Available records -
⁂
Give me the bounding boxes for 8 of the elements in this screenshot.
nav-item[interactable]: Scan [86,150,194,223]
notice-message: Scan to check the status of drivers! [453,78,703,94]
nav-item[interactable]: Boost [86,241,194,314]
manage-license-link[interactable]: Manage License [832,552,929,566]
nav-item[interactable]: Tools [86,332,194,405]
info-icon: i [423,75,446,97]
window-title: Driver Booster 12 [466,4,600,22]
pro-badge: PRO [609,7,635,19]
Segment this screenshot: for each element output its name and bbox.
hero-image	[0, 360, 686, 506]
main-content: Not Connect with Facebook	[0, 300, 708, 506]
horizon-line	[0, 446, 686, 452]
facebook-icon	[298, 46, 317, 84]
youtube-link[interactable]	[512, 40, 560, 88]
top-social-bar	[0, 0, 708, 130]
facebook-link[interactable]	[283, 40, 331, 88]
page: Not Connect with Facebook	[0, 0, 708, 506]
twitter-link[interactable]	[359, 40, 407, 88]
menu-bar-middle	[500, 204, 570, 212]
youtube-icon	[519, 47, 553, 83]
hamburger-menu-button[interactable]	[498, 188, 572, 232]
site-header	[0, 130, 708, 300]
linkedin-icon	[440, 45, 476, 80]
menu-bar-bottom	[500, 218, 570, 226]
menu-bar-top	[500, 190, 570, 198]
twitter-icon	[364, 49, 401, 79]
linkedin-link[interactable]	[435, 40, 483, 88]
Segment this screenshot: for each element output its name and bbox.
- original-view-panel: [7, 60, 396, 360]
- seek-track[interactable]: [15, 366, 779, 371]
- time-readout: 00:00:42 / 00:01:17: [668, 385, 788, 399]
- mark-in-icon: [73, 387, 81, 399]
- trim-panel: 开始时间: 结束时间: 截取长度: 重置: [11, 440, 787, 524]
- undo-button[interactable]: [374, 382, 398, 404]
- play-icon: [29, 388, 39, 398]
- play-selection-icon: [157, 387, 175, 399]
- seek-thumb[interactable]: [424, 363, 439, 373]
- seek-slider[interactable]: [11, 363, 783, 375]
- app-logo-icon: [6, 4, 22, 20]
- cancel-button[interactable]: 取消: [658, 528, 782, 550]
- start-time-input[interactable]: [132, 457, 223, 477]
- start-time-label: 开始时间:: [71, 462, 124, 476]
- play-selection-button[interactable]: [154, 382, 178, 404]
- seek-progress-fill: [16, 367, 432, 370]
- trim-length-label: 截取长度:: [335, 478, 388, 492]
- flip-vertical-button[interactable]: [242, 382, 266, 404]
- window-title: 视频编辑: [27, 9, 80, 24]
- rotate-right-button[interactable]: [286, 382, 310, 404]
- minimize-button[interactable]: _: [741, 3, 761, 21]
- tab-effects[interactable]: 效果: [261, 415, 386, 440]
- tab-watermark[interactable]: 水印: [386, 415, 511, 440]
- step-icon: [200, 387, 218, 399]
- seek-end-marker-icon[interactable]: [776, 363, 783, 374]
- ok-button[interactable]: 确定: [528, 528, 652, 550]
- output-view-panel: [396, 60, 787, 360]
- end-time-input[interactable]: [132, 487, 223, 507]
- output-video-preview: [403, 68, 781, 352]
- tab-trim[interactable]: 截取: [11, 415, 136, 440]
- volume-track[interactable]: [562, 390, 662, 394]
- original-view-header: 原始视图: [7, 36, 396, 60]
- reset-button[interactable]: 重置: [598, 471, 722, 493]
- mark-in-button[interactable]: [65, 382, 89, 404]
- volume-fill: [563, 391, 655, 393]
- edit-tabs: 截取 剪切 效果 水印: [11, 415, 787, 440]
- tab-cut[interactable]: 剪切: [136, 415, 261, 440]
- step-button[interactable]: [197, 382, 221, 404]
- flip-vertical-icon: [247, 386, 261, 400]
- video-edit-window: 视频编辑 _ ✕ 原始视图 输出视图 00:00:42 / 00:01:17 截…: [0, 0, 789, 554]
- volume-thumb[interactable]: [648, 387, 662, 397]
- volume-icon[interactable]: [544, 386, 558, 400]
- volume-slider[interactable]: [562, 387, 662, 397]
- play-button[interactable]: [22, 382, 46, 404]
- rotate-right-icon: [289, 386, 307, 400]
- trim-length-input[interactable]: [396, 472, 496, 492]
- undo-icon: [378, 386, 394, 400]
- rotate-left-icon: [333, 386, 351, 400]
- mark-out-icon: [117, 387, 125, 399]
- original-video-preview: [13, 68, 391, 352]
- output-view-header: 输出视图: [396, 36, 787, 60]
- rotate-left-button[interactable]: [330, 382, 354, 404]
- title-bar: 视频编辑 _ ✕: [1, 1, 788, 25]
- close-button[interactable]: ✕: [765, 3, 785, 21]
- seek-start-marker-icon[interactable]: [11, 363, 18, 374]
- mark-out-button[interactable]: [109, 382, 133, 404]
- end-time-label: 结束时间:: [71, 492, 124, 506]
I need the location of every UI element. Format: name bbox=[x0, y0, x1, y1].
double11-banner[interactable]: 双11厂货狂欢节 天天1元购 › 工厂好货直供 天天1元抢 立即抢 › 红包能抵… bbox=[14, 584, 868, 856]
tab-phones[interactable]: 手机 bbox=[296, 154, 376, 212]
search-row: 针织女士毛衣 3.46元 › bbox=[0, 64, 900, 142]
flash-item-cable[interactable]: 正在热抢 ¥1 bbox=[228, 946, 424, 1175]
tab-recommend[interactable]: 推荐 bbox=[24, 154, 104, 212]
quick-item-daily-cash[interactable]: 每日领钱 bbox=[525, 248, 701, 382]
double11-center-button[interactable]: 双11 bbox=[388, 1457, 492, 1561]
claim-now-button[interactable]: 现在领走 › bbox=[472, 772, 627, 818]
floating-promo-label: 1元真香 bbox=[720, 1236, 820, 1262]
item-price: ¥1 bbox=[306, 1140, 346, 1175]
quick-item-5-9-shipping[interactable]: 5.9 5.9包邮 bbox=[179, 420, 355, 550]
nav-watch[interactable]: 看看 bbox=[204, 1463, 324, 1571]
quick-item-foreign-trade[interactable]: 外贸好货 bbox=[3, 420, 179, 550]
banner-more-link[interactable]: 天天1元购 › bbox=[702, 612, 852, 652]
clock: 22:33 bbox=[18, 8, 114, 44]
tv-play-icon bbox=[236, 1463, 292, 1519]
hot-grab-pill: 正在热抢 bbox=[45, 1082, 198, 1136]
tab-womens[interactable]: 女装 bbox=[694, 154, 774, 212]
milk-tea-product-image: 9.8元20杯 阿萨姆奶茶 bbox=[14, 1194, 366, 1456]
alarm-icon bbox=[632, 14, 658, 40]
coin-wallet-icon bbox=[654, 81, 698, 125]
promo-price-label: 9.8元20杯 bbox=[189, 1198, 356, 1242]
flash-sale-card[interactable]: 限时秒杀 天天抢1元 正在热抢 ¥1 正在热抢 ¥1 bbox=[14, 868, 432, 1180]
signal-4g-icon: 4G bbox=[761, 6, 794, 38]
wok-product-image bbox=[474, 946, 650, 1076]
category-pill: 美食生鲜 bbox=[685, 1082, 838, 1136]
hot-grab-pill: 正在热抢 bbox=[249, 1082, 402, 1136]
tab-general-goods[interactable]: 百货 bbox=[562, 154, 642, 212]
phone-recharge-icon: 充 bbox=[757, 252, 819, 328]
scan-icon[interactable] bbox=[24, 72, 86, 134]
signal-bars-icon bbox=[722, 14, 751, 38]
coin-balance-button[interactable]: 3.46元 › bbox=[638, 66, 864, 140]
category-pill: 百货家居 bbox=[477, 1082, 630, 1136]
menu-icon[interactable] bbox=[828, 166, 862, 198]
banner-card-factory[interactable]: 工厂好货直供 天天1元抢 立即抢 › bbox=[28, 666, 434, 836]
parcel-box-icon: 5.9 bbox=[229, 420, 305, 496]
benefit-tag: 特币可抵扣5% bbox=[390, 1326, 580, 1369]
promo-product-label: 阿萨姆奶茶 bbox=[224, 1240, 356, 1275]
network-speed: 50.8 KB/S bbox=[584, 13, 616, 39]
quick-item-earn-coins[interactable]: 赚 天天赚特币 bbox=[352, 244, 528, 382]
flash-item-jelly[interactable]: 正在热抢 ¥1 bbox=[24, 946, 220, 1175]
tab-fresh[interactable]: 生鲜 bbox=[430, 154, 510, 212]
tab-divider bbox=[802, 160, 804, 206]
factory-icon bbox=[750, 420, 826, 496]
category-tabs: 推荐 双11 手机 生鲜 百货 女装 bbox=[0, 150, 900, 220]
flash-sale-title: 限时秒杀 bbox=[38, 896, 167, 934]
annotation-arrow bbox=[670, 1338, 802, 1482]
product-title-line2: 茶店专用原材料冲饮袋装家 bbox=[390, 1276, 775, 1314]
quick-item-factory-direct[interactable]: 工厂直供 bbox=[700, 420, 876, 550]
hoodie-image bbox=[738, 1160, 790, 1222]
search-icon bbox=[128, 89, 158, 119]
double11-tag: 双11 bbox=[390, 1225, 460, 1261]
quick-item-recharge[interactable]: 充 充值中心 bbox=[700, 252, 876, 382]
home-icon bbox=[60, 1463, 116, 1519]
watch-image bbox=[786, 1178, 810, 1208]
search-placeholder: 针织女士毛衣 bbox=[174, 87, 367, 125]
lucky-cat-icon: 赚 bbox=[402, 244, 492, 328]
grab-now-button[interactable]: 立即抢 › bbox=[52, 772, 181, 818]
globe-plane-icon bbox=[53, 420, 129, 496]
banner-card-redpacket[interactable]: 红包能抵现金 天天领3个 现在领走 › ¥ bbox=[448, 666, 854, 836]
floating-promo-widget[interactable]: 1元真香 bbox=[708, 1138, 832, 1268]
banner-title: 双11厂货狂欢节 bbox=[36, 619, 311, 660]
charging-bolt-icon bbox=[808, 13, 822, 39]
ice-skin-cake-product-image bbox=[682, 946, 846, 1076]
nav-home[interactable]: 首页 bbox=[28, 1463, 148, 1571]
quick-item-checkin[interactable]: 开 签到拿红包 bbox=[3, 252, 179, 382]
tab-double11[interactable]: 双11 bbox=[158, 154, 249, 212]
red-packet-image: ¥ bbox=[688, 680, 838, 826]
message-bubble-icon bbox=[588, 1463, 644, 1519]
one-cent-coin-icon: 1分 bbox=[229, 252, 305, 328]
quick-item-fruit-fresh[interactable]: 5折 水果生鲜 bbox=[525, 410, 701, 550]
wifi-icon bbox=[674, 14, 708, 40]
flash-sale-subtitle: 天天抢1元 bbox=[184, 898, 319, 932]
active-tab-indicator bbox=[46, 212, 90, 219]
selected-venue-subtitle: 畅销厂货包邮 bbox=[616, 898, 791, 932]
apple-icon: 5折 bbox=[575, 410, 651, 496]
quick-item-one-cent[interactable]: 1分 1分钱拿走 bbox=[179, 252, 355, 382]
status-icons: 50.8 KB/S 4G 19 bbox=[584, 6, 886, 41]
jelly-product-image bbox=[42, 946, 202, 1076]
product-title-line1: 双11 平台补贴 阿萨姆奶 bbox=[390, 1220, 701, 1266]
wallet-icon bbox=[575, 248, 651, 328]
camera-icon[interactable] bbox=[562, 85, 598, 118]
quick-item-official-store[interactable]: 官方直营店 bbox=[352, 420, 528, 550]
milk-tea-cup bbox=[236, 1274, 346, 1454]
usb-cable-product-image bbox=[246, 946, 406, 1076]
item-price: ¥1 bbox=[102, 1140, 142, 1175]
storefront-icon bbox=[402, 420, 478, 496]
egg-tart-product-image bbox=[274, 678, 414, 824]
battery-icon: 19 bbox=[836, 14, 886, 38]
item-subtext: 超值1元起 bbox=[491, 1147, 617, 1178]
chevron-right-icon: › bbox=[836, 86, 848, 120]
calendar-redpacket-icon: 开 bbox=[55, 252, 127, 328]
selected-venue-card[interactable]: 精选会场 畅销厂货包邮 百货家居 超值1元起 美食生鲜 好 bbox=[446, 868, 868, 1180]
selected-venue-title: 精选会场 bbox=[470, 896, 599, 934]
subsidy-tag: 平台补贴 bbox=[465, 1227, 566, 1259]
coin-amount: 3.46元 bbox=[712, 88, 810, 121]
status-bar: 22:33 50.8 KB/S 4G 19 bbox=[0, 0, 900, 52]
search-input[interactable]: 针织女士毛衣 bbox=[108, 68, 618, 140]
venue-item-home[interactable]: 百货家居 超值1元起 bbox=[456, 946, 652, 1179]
⁂
Print the material above, from its first line through the line containing "- original-view-panel: [7, 60, 396, 360]", with both ends included.

Give me the bounding boxes for 8 of the elements in this screenshot.
nav-item[interactable]: Scan [86,150,194,223]
notice-message: Scan to check the status of drivers! [453,78,703,94]
nav-item[interactable]: Boost [86,241,194,314]
manage-license-link[interactable]: Manage License [832,552,929,566]
nav-item[interactable]: Tools [86,332,194,405]
info-icon: i [423,75,446,97]
window-title: Driver Booster 12 [466,4,600,22]
pro-badge: PRO [609,7,635,19]
Segment this screenshot: for each element output its name and bbox.
hero-image	[0, 360, 686, 506]
main-content: Not Connect with Facebook	[0, 300, 708, 506]
horizon-line	[0, 446, 686, 452]
facebook-icon	[298, 46, 317, 84]
youtube-link[interactable]	[512, 40, 560, 88]
top-social-bar	[0, 0, 708, 130]
facebook-link[interactable]	[283, 40, 331, 88]
page: Not Connect with Facebook	[0, 0, 708, 506]
twitter-link[interactable]	[359, 40, 407, 88]
menu-bar-middle	[500, 204, 570, 212]
youtube-icon	[519, 47, 553, 83]
hamburger-menu-button[interactable]	[498, 188, 572, 232]
site-header	[0, 130, 708, 300]
linkedin-icon	[440, 45, 476, 80]
menu-bar-bottom	[500, 218, 570, 226]
menu-bar-top	[500, 190, 570, 198]
twitter-icon	[364, 49, 401, 79]
linkedin-link[interactable]	[435, 40, 483, 88]
Segment this screenshot: for each element output its name and bbox.
- original-view-panel: [7, 60, 396, 360]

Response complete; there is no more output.